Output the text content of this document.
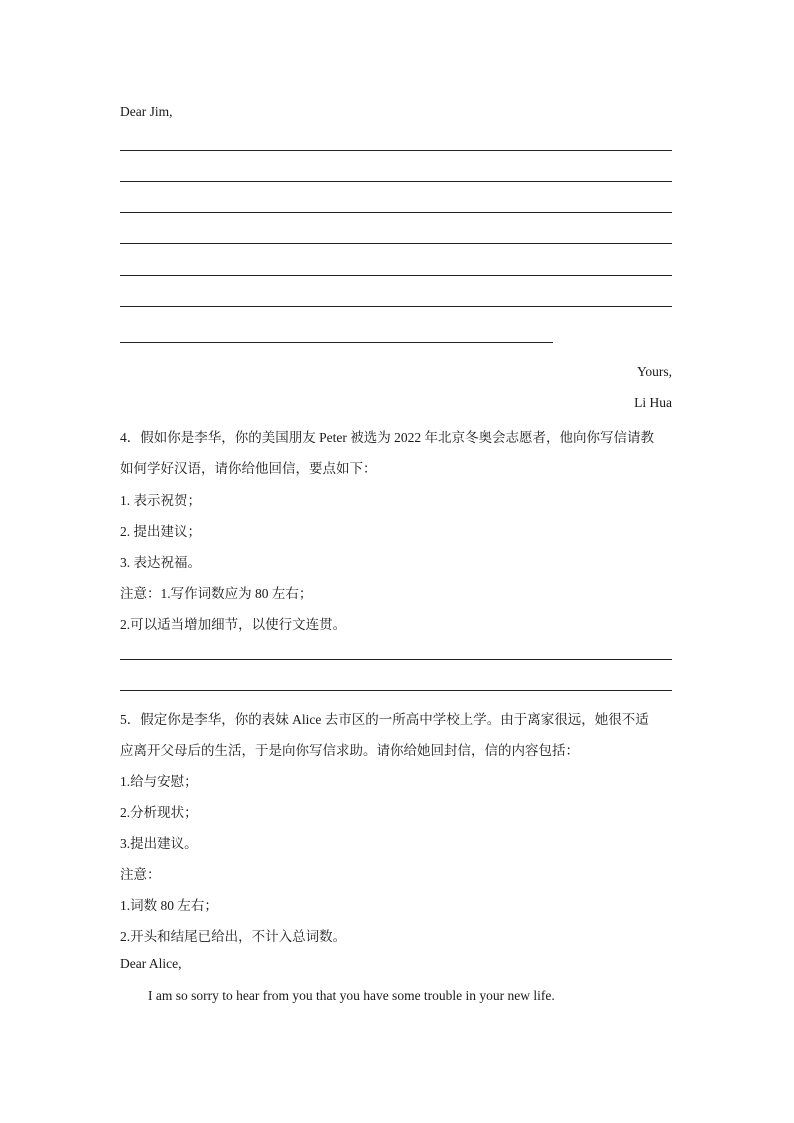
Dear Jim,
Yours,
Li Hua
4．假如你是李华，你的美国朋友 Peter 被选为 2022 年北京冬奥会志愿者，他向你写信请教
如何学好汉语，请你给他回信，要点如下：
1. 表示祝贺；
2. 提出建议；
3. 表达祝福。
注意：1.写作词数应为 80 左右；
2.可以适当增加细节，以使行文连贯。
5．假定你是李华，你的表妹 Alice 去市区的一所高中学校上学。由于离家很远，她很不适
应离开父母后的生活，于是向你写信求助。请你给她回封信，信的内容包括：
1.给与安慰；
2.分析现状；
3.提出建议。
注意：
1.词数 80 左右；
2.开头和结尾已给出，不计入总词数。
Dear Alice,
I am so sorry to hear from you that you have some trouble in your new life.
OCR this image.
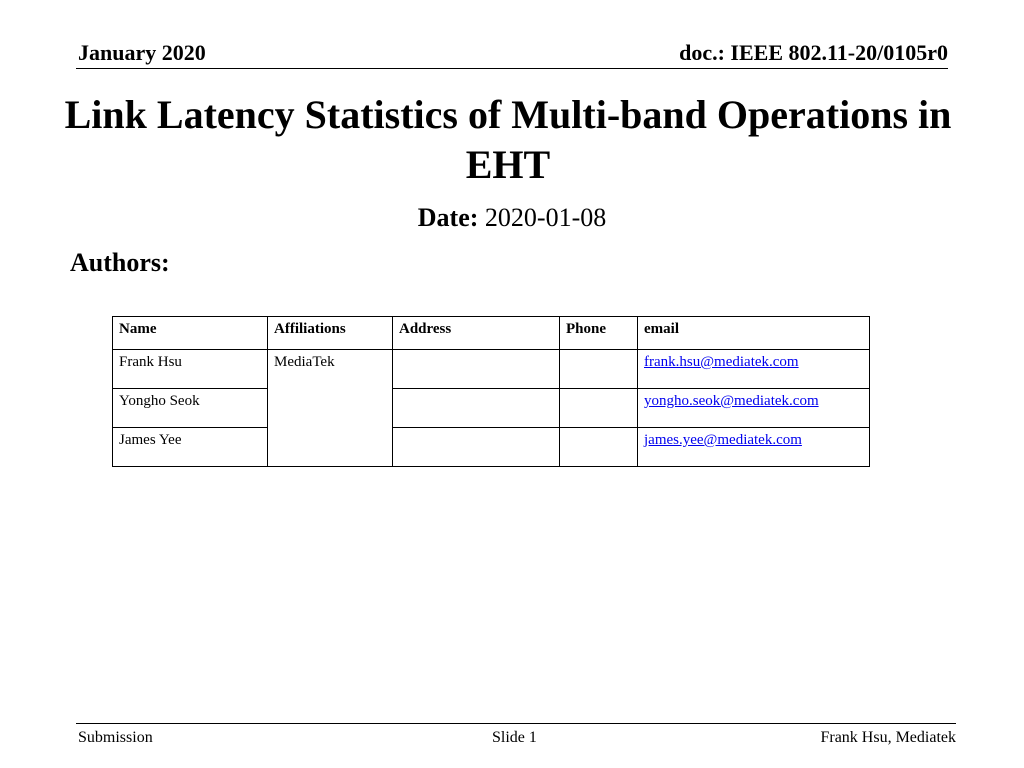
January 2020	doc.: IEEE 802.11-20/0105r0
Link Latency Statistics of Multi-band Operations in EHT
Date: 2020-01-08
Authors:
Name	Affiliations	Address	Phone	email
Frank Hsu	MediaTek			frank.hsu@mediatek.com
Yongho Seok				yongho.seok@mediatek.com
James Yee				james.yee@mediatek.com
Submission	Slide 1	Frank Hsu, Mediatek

----

__Problem details__.
Find all the lines containing "Alice" in the material, then copy them.

__Correct output__.
5．假定你是李华，你的表妹 Alice 去市区的一所高中学校上学。由于离家很远，她很不适
Dear Alice,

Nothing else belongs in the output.